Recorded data
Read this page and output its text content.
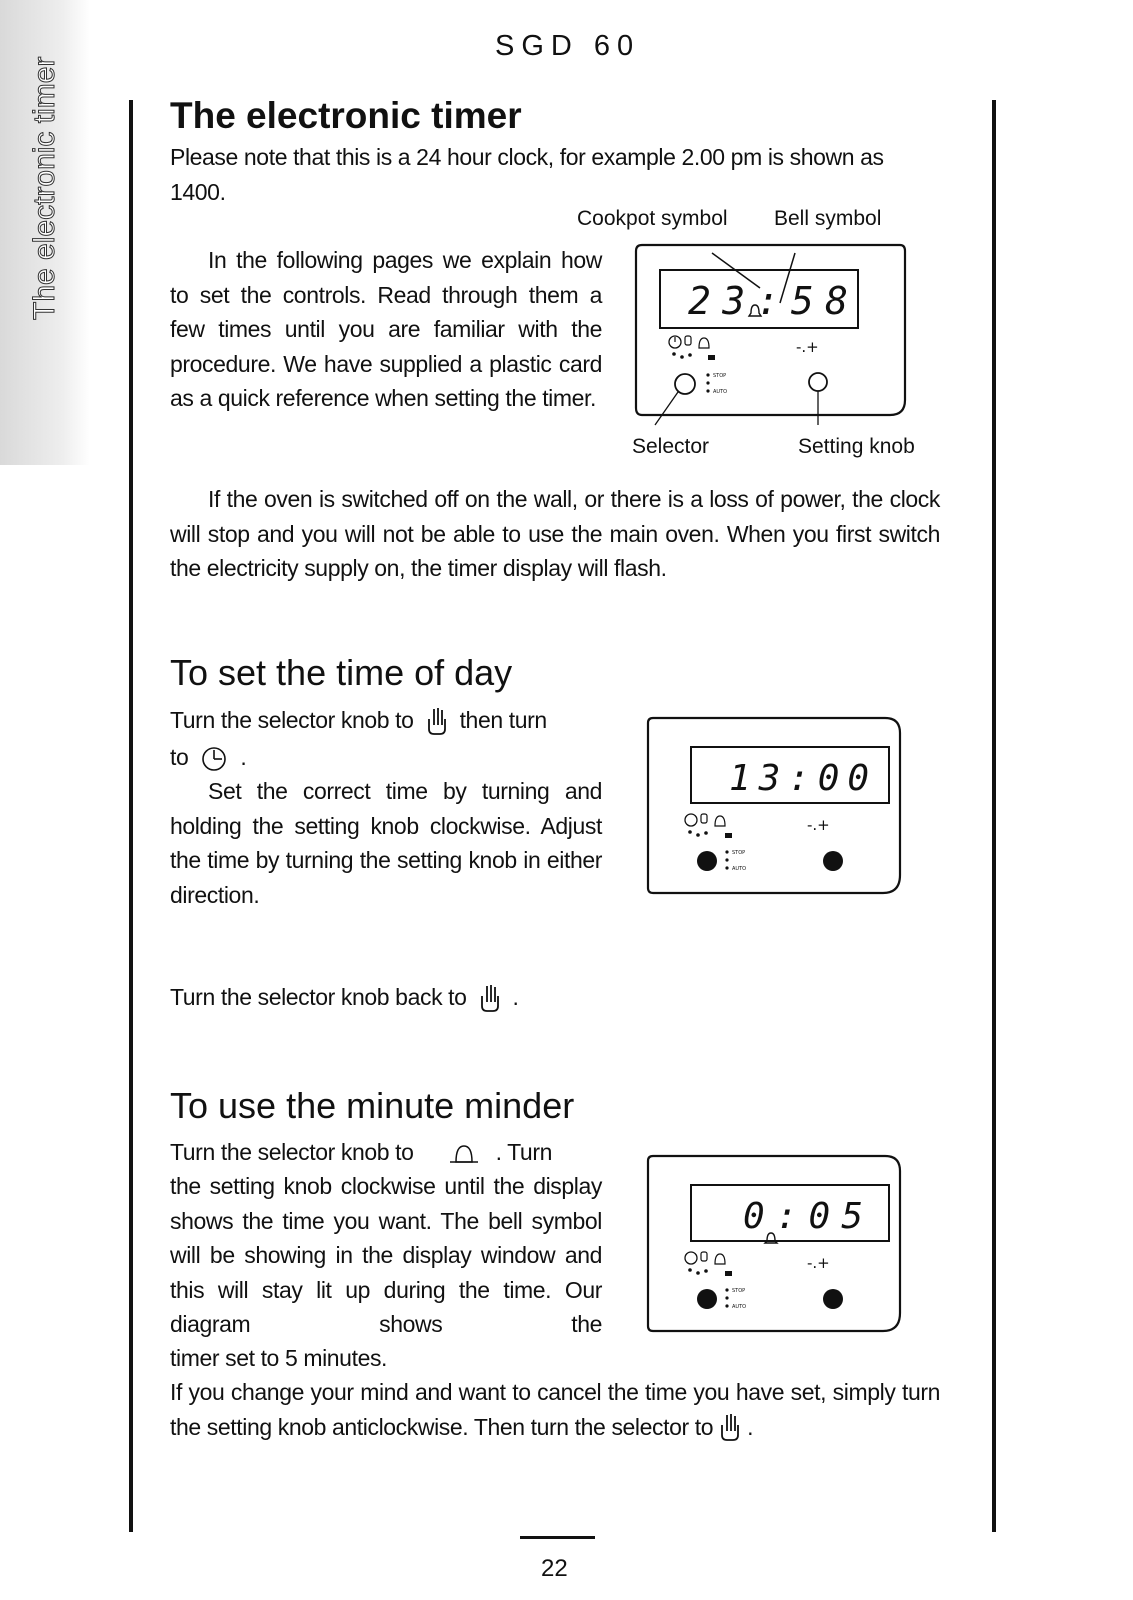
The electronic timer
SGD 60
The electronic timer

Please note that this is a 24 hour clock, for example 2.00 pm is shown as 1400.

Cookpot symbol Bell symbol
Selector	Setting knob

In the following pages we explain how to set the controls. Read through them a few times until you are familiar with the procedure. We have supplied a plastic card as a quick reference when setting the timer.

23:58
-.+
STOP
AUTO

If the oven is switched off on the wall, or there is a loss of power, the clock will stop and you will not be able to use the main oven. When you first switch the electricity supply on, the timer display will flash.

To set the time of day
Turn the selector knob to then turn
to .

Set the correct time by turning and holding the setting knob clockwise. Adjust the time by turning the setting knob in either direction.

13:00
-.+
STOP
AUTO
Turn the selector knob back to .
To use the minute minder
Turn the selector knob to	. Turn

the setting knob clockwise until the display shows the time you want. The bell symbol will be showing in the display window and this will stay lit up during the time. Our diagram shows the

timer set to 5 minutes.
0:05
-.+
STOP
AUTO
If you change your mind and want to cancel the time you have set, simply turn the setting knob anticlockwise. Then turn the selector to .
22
* * *
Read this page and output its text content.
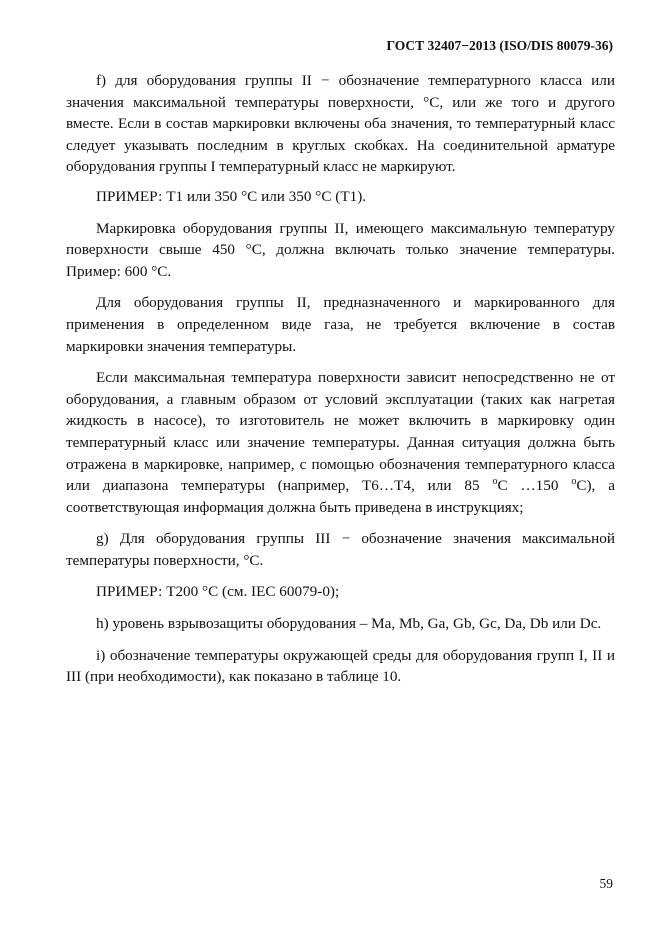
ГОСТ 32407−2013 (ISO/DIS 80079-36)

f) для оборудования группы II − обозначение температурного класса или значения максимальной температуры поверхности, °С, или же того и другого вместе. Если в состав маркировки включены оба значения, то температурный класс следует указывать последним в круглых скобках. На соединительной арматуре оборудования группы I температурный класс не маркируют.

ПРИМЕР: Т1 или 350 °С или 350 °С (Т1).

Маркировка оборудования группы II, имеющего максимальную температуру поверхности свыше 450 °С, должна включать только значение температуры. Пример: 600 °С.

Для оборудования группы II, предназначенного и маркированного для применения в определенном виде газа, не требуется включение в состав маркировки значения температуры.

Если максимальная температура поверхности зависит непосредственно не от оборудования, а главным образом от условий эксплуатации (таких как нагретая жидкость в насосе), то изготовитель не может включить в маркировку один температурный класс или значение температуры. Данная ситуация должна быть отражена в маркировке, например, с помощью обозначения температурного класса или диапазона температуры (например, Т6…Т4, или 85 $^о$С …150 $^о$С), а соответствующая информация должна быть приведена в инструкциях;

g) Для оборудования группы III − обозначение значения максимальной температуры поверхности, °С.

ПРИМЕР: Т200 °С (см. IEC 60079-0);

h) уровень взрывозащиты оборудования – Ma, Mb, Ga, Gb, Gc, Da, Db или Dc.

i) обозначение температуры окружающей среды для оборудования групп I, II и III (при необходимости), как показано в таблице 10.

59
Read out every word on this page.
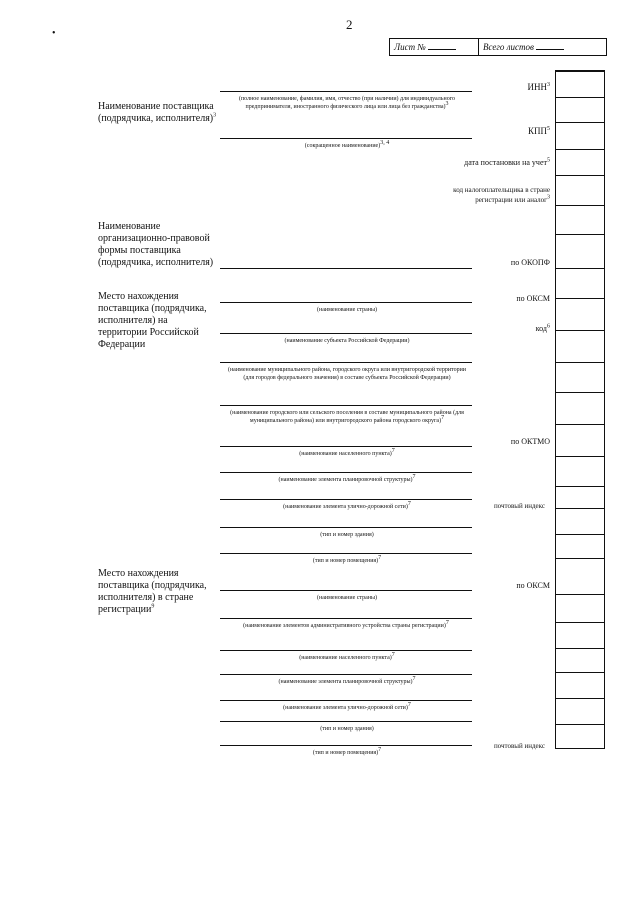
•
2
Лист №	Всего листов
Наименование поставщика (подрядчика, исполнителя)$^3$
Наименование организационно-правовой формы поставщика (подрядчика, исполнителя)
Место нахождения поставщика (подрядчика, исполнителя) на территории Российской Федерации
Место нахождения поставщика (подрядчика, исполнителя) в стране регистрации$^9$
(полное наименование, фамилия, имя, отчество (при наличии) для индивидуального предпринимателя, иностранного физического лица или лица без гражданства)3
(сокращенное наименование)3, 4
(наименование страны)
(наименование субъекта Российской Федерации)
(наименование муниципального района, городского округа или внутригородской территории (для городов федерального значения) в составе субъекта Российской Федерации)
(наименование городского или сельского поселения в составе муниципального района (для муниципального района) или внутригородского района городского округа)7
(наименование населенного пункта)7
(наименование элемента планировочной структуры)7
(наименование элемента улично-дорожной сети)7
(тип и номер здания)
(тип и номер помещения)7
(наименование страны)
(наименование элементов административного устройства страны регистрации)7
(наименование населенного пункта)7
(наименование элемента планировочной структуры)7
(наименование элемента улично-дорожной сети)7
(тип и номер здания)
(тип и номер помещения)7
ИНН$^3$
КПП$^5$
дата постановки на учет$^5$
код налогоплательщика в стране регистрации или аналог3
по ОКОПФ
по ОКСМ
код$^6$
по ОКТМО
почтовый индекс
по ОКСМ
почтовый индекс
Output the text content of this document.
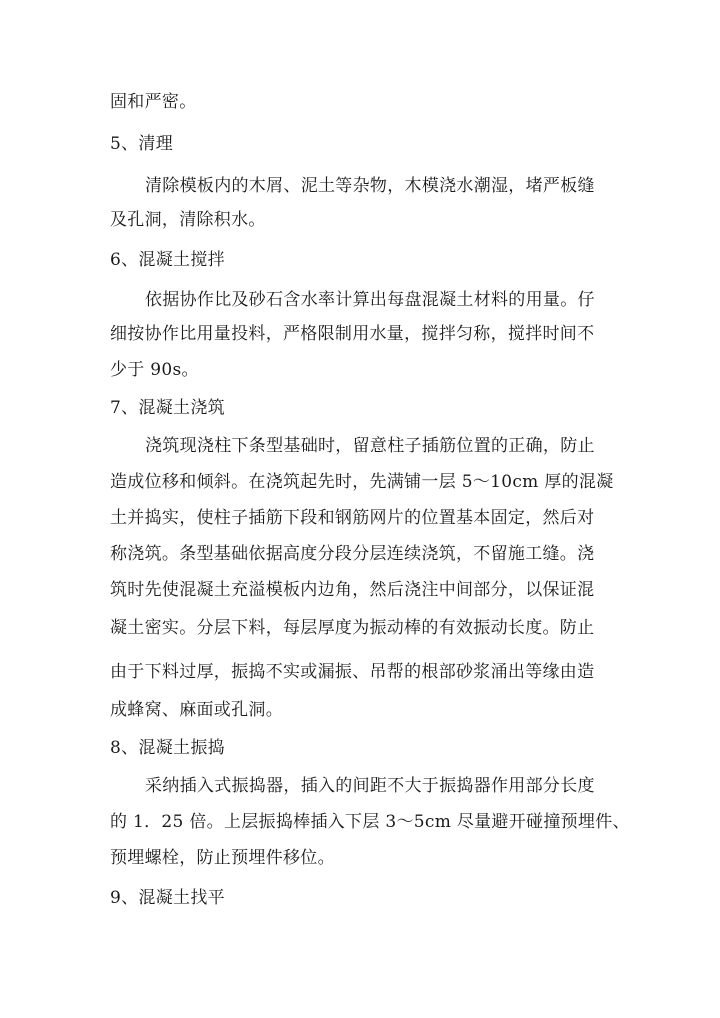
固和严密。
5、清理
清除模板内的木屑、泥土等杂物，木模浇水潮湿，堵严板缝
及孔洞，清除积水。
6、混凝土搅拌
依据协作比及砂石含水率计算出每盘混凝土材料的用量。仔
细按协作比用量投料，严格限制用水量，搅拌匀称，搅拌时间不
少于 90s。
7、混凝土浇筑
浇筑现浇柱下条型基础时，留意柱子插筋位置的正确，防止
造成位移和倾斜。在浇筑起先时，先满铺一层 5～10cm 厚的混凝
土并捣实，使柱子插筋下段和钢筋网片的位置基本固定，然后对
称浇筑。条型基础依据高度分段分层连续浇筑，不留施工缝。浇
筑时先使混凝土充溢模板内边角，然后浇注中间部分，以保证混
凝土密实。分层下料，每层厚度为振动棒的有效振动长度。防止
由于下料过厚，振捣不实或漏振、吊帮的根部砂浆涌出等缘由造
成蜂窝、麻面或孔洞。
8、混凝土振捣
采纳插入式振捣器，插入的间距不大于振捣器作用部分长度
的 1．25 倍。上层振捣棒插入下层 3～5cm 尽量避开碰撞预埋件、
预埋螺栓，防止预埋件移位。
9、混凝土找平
==
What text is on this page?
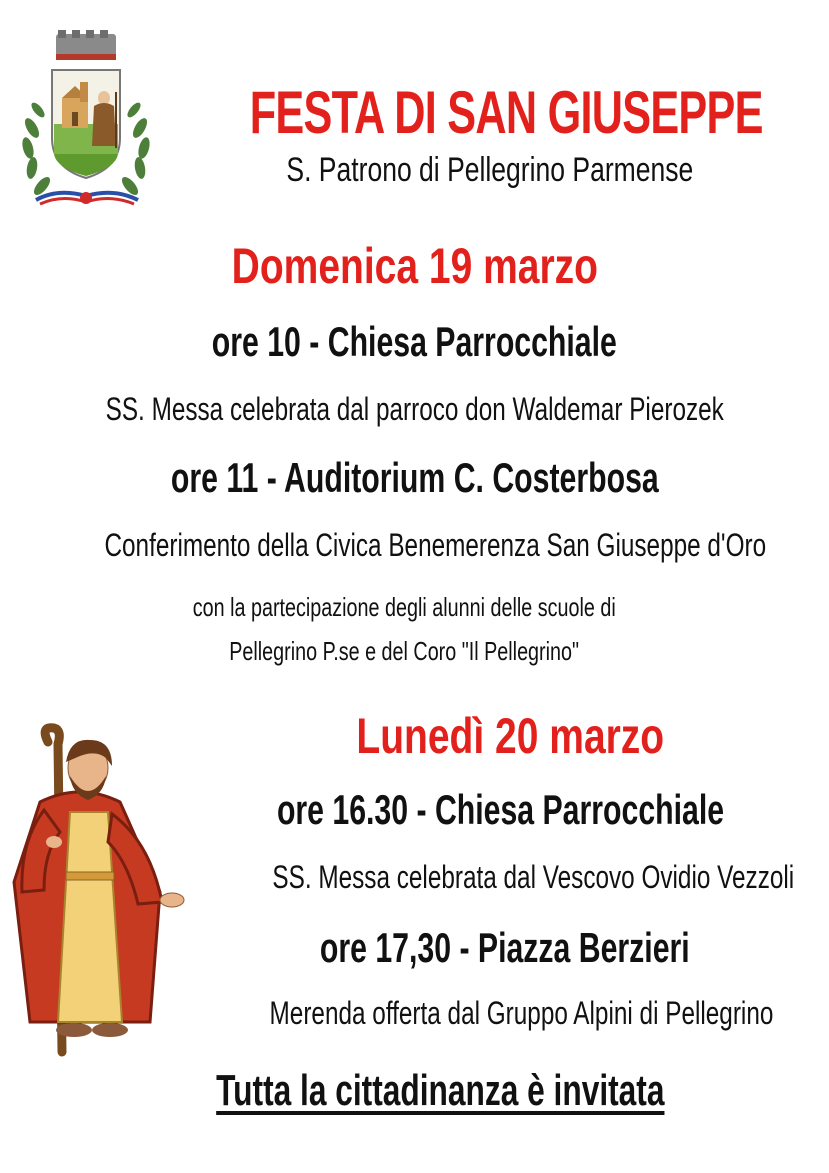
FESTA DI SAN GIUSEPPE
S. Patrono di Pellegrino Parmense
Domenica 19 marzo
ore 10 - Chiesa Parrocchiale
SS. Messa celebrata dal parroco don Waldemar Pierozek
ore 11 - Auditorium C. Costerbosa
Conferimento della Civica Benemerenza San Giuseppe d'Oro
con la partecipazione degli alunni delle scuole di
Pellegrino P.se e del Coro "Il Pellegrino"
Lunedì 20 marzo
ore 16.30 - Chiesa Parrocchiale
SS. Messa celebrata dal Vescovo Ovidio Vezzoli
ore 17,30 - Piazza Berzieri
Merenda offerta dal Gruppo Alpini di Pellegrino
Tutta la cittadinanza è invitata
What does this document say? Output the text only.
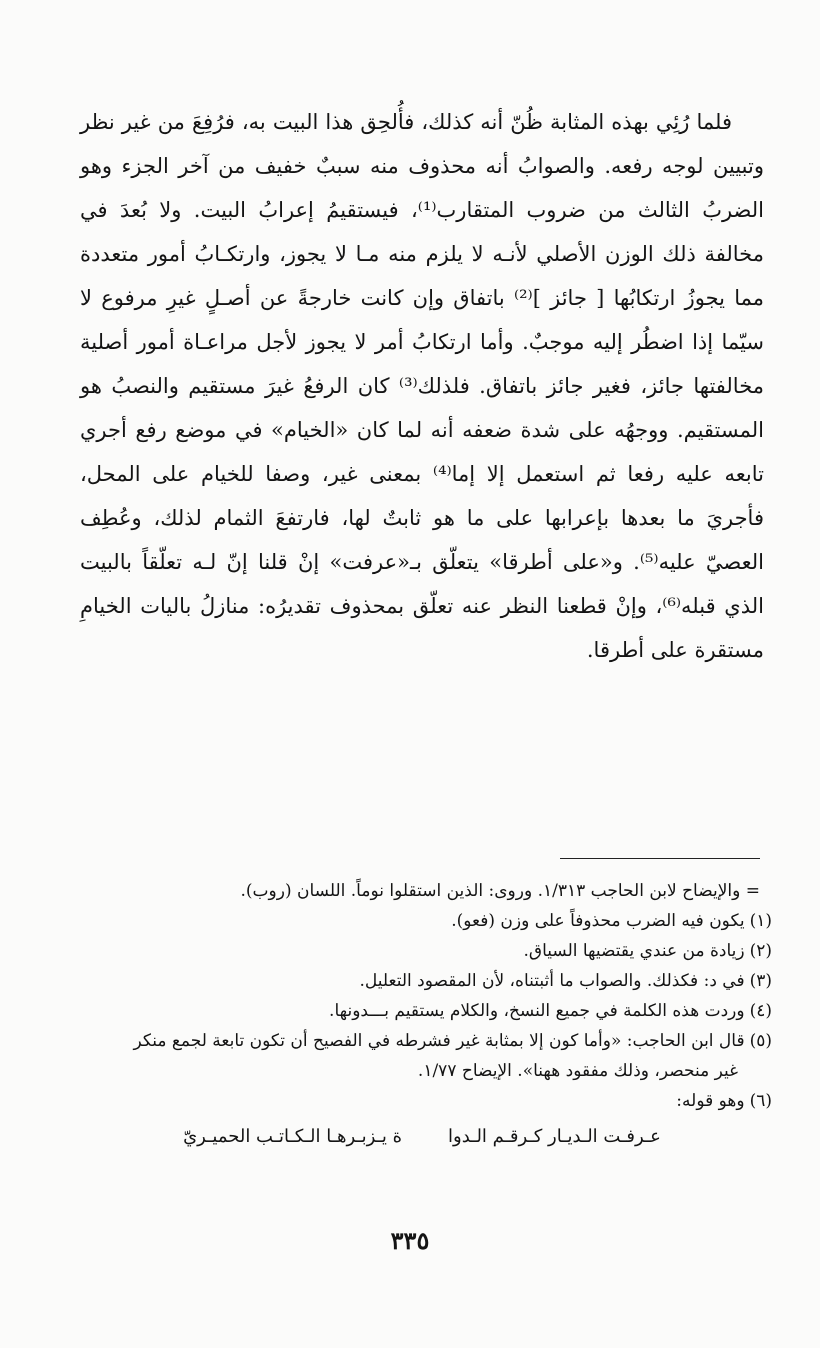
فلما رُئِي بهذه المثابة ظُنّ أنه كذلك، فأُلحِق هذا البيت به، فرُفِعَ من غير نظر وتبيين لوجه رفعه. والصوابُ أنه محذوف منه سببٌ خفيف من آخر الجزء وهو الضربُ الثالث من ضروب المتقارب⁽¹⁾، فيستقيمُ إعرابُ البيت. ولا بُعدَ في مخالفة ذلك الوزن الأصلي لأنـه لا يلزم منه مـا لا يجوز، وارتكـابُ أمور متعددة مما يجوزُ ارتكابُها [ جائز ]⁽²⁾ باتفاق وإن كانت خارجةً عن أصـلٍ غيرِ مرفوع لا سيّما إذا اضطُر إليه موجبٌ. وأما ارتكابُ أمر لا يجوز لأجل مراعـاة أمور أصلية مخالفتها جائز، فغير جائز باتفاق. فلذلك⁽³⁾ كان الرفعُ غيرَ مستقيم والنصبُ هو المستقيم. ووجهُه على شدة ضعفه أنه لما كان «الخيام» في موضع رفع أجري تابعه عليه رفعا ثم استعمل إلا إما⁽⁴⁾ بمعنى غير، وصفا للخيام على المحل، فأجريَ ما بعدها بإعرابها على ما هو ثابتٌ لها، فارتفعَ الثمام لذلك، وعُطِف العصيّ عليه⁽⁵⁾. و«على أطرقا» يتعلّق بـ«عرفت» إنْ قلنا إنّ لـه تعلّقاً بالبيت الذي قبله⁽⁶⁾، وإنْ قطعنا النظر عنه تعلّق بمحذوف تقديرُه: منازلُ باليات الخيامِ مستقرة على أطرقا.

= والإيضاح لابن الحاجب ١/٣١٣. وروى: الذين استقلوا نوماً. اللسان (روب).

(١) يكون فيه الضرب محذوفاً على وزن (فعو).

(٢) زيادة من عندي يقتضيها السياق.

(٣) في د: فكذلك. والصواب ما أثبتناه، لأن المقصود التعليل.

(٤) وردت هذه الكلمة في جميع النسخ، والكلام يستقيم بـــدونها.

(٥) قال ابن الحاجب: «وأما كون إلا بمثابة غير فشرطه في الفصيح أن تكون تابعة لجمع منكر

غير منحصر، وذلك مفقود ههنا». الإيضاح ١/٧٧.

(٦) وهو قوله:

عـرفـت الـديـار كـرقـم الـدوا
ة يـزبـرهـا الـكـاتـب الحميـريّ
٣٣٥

Requirement » From the listing above, pick out every line containing "муниципального".

Final result »
(наименование муниципального района, городского округа или внутригородской территории (для городов федерального значения) в составе субъекта Российской Федерации)
(наименование городского или сельского поселения в составе муниципального района (для муниципального района) или внутригородского района городского округа)7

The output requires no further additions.